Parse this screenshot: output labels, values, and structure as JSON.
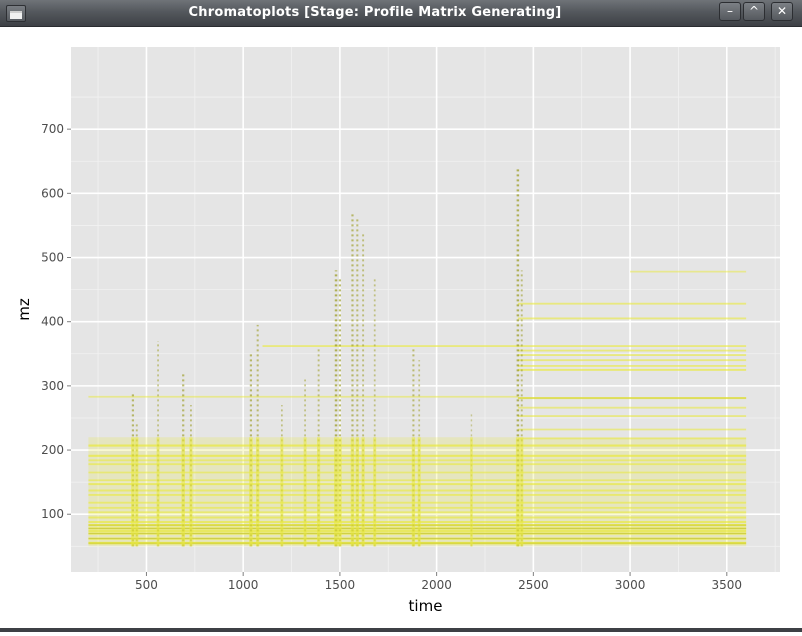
{
  "window": {
    "title": "Chromatoplots [Stage: Profile Matrix Generating]",
    "controls": {
      "minimize": "–",
      "maximize": "^",
      "close": "✕"
    }
  },
  "chart_data": {
    "type": "scatter",
    "xlabel": "time",
    "ylabel": "mz",
    "xlim": [
      110,
      3775
    ],
    "ylim": [
      10,
      828
    ],
    "x_ticks": [
      500,
      1000,
      1500,
      2000,
      2500,
      3000,
      3500
    ],
    "y_ticks": [
      100,
      200,
      300,
      400,
      500,
      600,
      700
    ],
    "grid": true,
    "background": "#e5e5e5",
    "point_color": "#eaea3c",
    "dense_point_color": "#9e9e28",
    "time_range": [
      200,
      3600
    ],
    "mz_range": [
      50,
      650
    ],
    "horizontal_traces": [
      {
        "mz": 55,
        "from": 200,
        "to": 3600,
        "weight": 1
      },
      {
        "mz": 62,
        "from": 200,
        "to": 3600,
        "weight": 0.8
      },
      {
        "mz": 70,
        "from": 200,
        "to": 3600,
        "weight": 0.9
      },
      {
        "mz": 74,
        "from": 200,
        "to": 3600,
        "weight": 0.7
      },
      {
        "mz": 78,
        "from": 200,
        "to": 3600,
        "weight": 0.8
      },
      {
        "mz": 83,
        "from": 200,
        "to": 3600,
        "weight": 0.9
      },
      {
        "mz": 88,
        "from": 200,
        "to": 3600,
        "weight": 0.6
      },
      {
        "mz": 95,
        "from": 200,
        "to": 3600,
        "weight": 0.6
      },
      {
        "mz": 103,
        "from": 200,
        "to": 3600,
        "weight": 0.5
      },
      {
        "mz": 110,
        "from": 200,
        "to": 3600,
        "weight": 0.5
      },
      {
        "mz": 118,
        "from": 200,
        "to": 3600,
        "weight": 0.5
      },
      {
        "mz": 130,
        "from": 200,
        "to": 3600,
        "weight": 0.5
      },
      {
        "mz": 137,
        "from": 200,
        "to": 3600,
        "weight": 0.5
      },
      {
        "mz": 147,
        "from": 200,
        "to": 3600,
        "weight": 0.6
      },
      {
        "mz": 153,
        "from": 200,
        "to": 3600,
        "weight": 0.4
      },
      {
        "mz": 165,
        "from": 200,
        "to": 3600,
        "weight": 0.4
      },
      {
        "mz": 178,
        "from": 200,
        "to": 3600,
        "weight": 0.5
      },
      {
        "mz": 184,
        "from": 200,
        "to": 3600,
        "weight": 0.4
      },
      {
        "mz": 191,
        "from": 200,
        "to": 3600,
        "weight": 0.7
      },
      {
        "mz": 207,
        "from": 200,
        "to": 3600,
        "weight": 0.7
      },
      {
        "mz": 218,
        "from": 2420,
        "to": 3600,
        "weight": 0.4
      },
      {
        "mz": 232,
        "from": 2420,
        "to": 3600,
        "weight": 0.4
      },
      {
        "mz": 253,
        "from": 2420,
        "to": 3600,
        "weight": 0.4
      },
      {
        "mz": 266,
        "from": 2420,
        "to": 3600,
        "weight": 0.4
      },
      {
        "mz": 281,
        "from": 2420,
        "to": 3600,
        "weight": 0.8
      },
      {
        "mz": 283,
        "from": 200,
        "to": 2420,
        "weight": 0.3
      },
      {
        "mz": 325,
        "from": 2420,
        "to": 3600,
        "weight": 0.6
      },
      {
        "mz": 331,
        "from": 2420,
        "to": 3600,
        "weight": 0.5
      },
      {
        "mz": 340,
        "from": 2420,
        "to": 3600,
        "weight": 0.5
      },
      {
        "mz": 348,
        "from": 2420,
        "to": 3600,
        "weight": 0.5
      },
      {
        "mz": 355,
        "from": 2420,
        "to": 3600,
        "weight": 0.5
      },
      {
        "mz": 362,
        "from": 1100,
        "to": 3600,
        "weight": 0.5
      },
      {
        "mz": 405,
        "from": 2420,
        "to": 3600,
        "weight": 0.5
      },
      {
        "mz": 428,
        "from": 2420,
        "to": 3600,
        "weight": 0.5
      },
      {
        "mz": 478,
        "from": 3000,
        "to": 3600,
        "weight": 0.3
      }
    ],
    "vertical_features": [
      {
        "time": 430,
        "mz_max": 290,
        "weight": 0.8
      },
      {
        "time": 450,
        "mz_max": 240,
        "weight": 0.6
      },
      {
        "time": 560,
        "mz_max": 370,
        "weight": 0.5
      },
      {
        "time": 690,
        "mz_max": 318,
        "weight": 0.8
      },
      {
        "time": 730,
        "mz_max": 270,
        "weight": 0.6
      },
      {
        "time": 1040,
        "mz_max": 350,
        "weight": 0.8
      },
      {
        "time": 1075,
        "mz_max": 395,
        "weight": 0.7
      },
      {
        "time": 1200,
        "mz_max": 270,
        "weight": 0.5
      },
      {
        "time": 1320,
        "mz_max": 310,
        "weight": 0.5
      },
      {
        "time": 1390,
        "mz_max": 360,
        "weight": 0.6
      },
      {
        "time": 1480,
        "mz_max": 480,
        "weight": 1
      },
      {
        "time": 1500,
        "mz_max": 470,
        "weight": 0.8
      },
      {
        "time": 1565,
        "mz_max": 570,
        "weight": 0.8
      },
      {
        "time": 1590,
        "mz_max": 560,
        "weight": 0.7
      },
      {
        "time": 1620,
        "mz_max": 540,
        "weight": 0.6
      },
      {
        "time": 1680,
        "mz_max": 470,
        "weight": 0.5
      },
      {
        "time": 1880,
        "mz_max": 360,
        "weight": 0.7
      },
      {
        "time": 1910,
        "mz_max": 340,
        "weight": 0.5
      },
      {
        "time": 2180,
        "mz_max": 260,
        "weight": 0.3
      },
      {
        "time": 2420,
        "mz_max": 640,
        "weight": 1
      },
      {
        "time": 2440,
        "mz_max": 480,
        "weight": 0.6
      }
    ]
  }
}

§ §

### Do this:
Can you restate all the records above word for word while dropping the pictures?

### Worked answer:
Parse this screenshot: output labels, values, and structure as JSON.
{
  "window": {
    "title": "Chromatoplots [Stage: Profile Matrix Generating]",
    "controls": {
      "minimize": "–",
      "maximize": "^",
      "close": "✕"
    }
  },
  "chart_data": {
    "type": "scatter",
    "xlabel": "time",
    "ylabel": "mz",
    "xlim": [
      110,
      3775
    ],
    "ylim": [
      10,
      828
    ],
    "x_ticks": [
      500,
      1000,
      1500,
      2000,
      2500,
      3000,
      3500
    ],
    "y_ticks": [
      100,
      200,
      300,
      400,
      500,
      600,
      700
    ],
    "grid": true,
    "background": "#e5e5e5",
    "point_color": "#eaea3c",
    "dense_point_color": "#9e9e28",
    "time_range": [
      200,
      3600
    ],
    "mz_range": [
      50,
      650
    ],
    "horizontal_traces": [
      {
        "mz": 55,
        "from": 200,
        "to": 3600,
        "weight": 1
      },
      {
        "mz": 62,
        "from": 200,
        "to": 3600,
        "weight": 0.8
      },
      {
        "mz": 70,
        "from": 200,
        "to": 3600,
        "weight": 0.9
      },
      {
        "mz": 74,
        "from": 200,
        "to": 3600,
        "weight": 0.7
      },
      {
        "mz": 78,
        "from": 200,
        "to": 3600,
        "weight": 0.8
      },
      {
        "mz": 83,
        "from": 200,
        "to": 3600,
        "weight": 0.9
      },
      {
        "mz": 88,
        "from": 200,
        "to": 3600,
        "weight": 0.6
      },
      {
        "mz": 95,
        "from": 200,
        "to": 3600,
        "weight": 0.6
      },
      {
        "mz": 103,
        "from": 200,
        "to": 3600,
        "weight": 0.5
      },
      {
        "mz": 110,
        "from": 200,
        "to": 3600,
        "weight": 0.5
      },
      {
        "mz": 118,
        "from": 200,
        "to": 3600,
        "weight": 0.5
      },
      {
        "mz": 130,
        "from": 200,
        "to": 3600,
        "weight": 0.5
      },
      {
        "mz": 137,
        "from": 200,
        "to": 3600,
        "weight": 0.5
      },
      {
        "mz": 147,
        "from": 200,
        "to": 3600,
        "weight": 0.6
      },
      {
        "mz": 153,
        "from": 200,
        "to": 3600,
        "weight": 0.4
      },
      {
        "mz": 165,
        "from": 200,
        "to": 3600,
        "weight": 0.4
      },
      {
        "mz": 178,
        "from": 200,
        "to": 3600,
        "weight": 0.5
      },
      {
        "mz": 184,
        "from": 200,
        "to": 3600,
        "weight": 0.4
      },
      {
        "mz": 191,
        "from": 200,
        "to": 3600,
        "weight": 0.7
      },
      {
        "mz": 207,
        "from": 200,
        "to": 3600,
        "weight": 0.7
      },
      {
        "mz": 218,
        "from": 2420,
        "to": 3600,
        "weight": 0.4
      },
      {
        "mz": 232,
        "from": 2420,
        "to": 3600,
        "weight": 0.4
      },
      {
        "mz": 253,
        "from": 2420,
        "to": 3600,
        "weight": 0.4
      },
      {
        "mz": 266,
        "from": 2420,
        "to": 3600,
        "weight": 0.4
      },
      {
        "mz": 281,
        "from": 2420,
        "to": 3600,
        "weight": 0.8
      },
      {
        "mz": 283,
        "from": 200,
        "to": 2420,
        "weight": 0.3
      },
      {
        "mz": 325,
        "from": 2420,
        "to": 3600,
        "weight": 0.6
      },
      {
        "mz": 331,
        "from": 2420,
        "to": 3600,
        "weight": 0.5
      },
      {
        "mz": 340,
        "from": 2420,
        "to": 3600,
        "weight": 0.5
      },
      {
        "mz": 348,
        "from": 2420,
        "to": 3600,
        "weight": 0.5
      },
      {
        "mz": 355,
        "from": 2420,
        "to": 3600,
        "weight": 0.5
      },
      {
        "mz": 362,
        "from": 1100,
        "to": 3600,
        "weight": 0.5
      },
      {
        "mz": 405,
        "from": 2420,
        "to": 3600,
        "weight": 0.5
      },
      {
        "mz": 428,
        "from": 2420,
        "to": 3600,
        "weight": 0.5
      },
      {
        "mz": 478,
        "from": 3000,
        "to": 3600,
        "weight": 0.3
      }
    ],
    "vertical_features": [
      {
        "time": 430,
        "mz_max": 290,
        "weight": 0.8
      },
      {
        "time": 450,
        "mz_max": 240,
        "weight": 0.6
      },
      {
        "time": 560,
        "mz_max": 370,
        "weight": 0.5
      },
      {
        "time": 690,
        "mz_max": 318,
        "weight": 0.8
      },
      {
        "time": 730,
        "mz_max": 270,
        "weight": 0.6
      },
      {
        "time": 1040,
        "mz_max": 350,
        "weight": 0.8
      },
      {
        "time": 1075,
        "mz_max": 395,
        "weight": 0.7
      },
      {
        "time": 1200,
        "mz_max": 270,
        "weight": 0.5
      },
      {
        "time": 1320,
        "mz_max": 310,
        "weight": 0.5
      },
      {
        "time": 1390,
        "mz_max": 360,
        "weight": 0.6
      },
      {
        "time": 1480,
        "mz_max": 480,
        "weight": 1
      },
      {
        "time": 1500,
        "mz_max": 470,
        "weight": 0.8
      },
      {
        "time": 1565,
        "mz_max": 570,
        "weight": 0.8
      },
      {
        "time": 1590,
        "mz_max": 560,
        "weight": 0.7
      },
      {
        "time": 1620,
        "mz_max": 540,
        "weight": 0.6
      },
      {
        "time": 1680,
        "mz_max": 470,
        "weight": 0.5
      },
      {
        "time": 1880,
        "mz_max": 360,
        "weight": 0.7
      },
      {
        "time": 1910,
        "mz_max": 340,
        "weight": 0.5
      },
      {
        "time": 2180,
        "mz_max": 260,
        "weight": 0.3
      },
      {
        "time": 2420,
        "mz_max": 640,
        "weight": 1
      },
      {
        "time": 2440,
        "mz_max": 480,
        "weight": 0.6
      }
    ]
  }
}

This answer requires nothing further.